▶ [Provided records]
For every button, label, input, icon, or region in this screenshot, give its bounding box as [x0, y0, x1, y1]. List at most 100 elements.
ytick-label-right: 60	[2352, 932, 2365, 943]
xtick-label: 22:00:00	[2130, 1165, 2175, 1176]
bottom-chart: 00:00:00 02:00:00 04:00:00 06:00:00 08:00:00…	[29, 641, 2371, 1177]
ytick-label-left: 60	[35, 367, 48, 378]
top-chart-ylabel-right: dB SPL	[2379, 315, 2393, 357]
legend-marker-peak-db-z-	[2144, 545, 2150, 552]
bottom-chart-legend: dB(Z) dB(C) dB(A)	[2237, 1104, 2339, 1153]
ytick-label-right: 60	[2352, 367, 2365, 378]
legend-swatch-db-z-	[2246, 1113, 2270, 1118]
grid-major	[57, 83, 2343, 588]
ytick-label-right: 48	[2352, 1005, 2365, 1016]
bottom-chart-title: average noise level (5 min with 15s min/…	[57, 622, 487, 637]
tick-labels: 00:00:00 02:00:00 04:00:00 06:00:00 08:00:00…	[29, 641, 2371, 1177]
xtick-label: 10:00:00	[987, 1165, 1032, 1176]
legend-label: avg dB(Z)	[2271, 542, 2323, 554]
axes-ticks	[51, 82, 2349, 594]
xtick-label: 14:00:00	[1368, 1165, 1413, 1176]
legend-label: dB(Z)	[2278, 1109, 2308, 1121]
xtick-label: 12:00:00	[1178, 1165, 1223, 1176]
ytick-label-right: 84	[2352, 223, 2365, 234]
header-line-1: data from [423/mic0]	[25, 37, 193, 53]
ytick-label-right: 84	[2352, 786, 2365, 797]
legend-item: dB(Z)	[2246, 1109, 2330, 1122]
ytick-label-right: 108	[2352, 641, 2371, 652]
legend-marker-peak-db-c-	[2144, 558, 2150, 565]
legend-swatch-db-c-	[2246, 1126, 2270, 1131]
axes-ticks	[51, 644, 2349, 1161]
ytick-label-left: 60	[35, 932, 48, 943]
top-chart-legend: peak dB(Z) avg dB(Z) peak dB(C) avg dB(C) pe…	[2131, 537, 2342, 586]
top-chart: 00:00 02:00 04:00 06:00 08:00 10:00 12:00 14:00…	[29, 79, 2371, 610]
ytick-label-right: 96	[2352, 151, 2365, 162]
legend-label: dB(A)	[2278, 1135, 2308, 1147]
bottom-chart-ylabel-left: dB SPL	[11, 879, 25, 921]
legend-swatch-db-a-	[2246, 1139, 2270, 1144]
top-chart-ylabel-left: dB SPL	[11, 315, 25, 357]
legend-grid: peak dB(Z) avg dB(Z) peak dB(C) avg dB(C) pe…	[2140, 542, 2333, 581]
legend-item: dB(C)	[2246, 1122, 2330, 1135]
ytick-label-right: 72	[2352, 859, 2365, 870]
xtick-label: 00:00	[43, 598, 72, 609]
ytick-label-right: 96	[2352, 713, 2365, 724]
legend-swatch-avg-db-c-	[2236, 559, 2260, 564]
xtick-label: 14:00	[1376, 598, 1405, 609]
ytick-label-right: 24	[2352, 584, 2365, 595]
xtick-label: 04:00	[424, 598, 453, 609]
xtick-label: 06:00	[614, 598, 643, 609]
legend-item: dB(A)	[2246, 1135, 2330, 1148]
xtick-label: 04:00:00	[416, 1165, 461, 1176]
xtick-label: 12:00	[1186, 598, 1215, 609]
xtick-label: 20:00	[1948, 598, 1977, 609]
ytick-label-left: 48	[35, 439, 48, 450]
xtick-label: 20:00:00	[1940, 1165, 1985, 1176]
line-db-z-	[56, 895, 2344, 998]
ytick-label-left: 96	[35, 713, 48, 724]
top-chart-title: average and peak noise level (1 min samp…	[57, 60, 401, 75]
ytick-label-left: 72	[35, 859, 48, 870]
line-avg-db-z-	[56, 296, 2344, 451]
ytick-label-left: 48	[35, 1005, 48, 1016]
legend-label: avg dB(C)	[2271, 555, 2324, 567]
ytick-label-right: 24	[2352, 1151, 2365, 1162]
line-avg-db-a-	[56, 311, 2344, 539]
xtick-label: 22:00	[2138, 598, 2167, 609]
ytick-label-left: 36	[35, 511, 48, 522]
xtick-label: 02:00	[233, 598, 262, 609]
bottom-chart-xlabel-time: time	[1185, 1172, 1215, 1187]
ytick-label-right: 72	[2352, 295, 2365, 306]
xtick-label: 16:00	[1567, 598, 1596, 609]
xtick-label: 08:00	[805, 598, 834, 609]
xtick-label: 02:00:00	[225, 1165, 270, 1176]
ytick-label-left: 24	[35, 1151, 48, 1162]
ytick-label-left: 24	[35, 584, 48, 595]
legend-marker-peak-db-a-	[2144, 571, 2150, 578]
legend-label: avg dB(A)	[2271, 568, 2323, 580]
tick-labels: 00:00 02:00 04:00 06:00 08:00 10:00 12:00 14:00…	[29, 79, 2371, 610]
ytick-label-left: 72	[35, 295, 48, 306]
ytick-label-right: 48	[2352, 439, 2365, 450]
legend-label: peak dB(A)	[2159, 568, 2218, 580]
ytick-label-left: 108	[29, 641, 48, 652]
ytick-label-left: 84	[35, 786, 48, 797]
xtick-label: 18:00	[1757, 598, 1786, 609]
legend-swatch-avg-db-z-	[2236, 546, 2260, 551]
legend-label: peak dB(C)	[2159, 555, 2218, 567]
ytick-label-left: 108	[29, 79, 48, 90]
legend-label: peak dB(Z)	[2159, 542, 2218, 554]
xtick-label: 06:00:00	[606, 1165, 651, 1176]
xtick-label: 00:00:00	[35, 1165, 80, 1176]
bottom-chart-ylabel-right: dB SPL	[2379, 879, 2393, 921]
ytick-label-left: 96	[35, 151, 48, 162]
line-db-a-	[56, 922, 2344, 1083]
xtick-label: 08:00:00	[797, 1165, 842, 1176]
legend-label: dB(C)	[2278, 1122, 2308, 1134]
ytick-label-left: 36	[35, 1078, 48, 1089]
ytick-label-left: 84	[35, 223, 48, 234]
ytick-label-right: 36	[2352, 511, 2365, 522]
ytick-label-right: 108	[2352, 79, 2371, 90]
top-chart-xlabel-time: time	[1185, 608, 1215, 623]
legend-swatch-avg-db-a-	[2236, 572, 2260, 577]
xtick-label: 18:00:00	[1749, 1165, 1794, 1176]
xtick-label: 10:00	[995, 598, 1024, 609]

▶ [What this task involves]
Transcribe the entries from the very first line through the line that contains "598, 643, 609]", both included, keeping every character of each line unchanged.

▶ [Expected answer]
For every button, label, input, icon, or region in this screenshot, give its bounding box as [x0, y0, x1, y1]. List at most 100 elements.
ytick-label-right: 60	[2352, 932, 2365, 943]
xtick-label: 22:00:00	[2130, 1165, 2175, 1176]
bottom-chart: 00:00:00 02:00:00 04:00:00 06:00:00 08:00:00…	[29, 641, 2371, 1177]
ytick-label-left: 60	[35, 367, 48, 378]
top-chart-ylabel-right: dB SPL	[2379, 315, 2393, 357]
legend-marker-peak-db-z-	[2144, 545, 2150, 552]
bottom-chart-legend: dB(Z) dB(C) dB(A)	[2237, 1104, 2339, 1153]
ytick-label-right: 60	[2352, 367, 2365, 378]
legend-swatch-db-z-	[2246, 1113, 2270, 1118]
grid-major	[57, 83, 2343, 588]
ytick-label-right: 48	[2352, 1005, 2365, 1016]
bottom-chart-title: average noise level (5 min with 15s min/…	[57, 622, 487, 637]
tick-labels: 00:00:00 02:00:00 04:00:00 06:00:00 08:00:00…	[29, 641, 2371, 1177]
xtick-label: 10:00:00	[987, 1165, 1032, 1176]
legend-label: avg dB(Z)	[2271, 542, 2323, 554]
axes-ticks	[51, 82, 2349, 594]
xtick-label: 14:00:00	[1368, 1165, 1413, 1176]
legend-label: dB(Z)	[2278, 1109, 2308, 1121]
xtick-label: 12:00:00	[1178, 1165, 1223, 1176]
ytick-label-right: 84	[2352, 223, 2365, 234]
header-line-1: data from [423/mic0]	[25, 37, 193, 53]
ytick-label-right: 84	[2352, 786, 2365, 797]
legend-item: dB(Z)	[2246, 1109, 2330, 1122]
ytick-label-right: 108	[2352, 641, 2371, 652]
legend-marker-peak-db-c-	[2144, 558, 2150, 565]
legend-swatch-db-c-	[2246, 1126, 2270, 1131]
axes-ticks	[51, 644, 2349, 1161]
ytick-label-left: 60	[35, 932, 48, 943]
top-chart-legend: peak dB(Z) avg dB(Z) peak dB(C) avg dB(C) pe…	[2131, 537, 2342, 586]
top-chart: 00:00 02:00 04:00 06:00 08:00 10:00 12:00 14:00…	[29, 79, 2371, 610]
ytick-label-right: 96	[2352, 151, 2365, 162]
legend-label: dB(A)	[2278, 1135, 2308, 1147]
bottom-chart-ylabel-left: dB SPL	[11, 879, 25, 921]
legend-swatch-db-a-	[2246, 1139, 2270, 1144]
top-chart-ylabel-left: dB SPL	[11, 315, 25, 357]
legend-grid: peak dB(Z) avg dB(Z) peak dB(C) avg dB(C) pe…	[2140, 542, 2333, 581]
legend-item: dB(C)	[2246, 1122, 2330, 1135]
ytick-label-right: 72	[2352, 859, 2365, 870]
xtick-label: 00:00	[43, 598, 72, 609]
ytick-label-right: 96	[2352, 713, 2365, 724]
legend-swatch-avg-db-c-	[2236, 559, 2260, 564]
xtick-label: 14:00	[1376, 598, 1405, 609]
ytick-label-right: 24	[2352, 584, 2365, 595]
xtick-label: 04:00	[424, 598, 453, 609]
xtick-label: 06:00	[614, 598, 643, 609]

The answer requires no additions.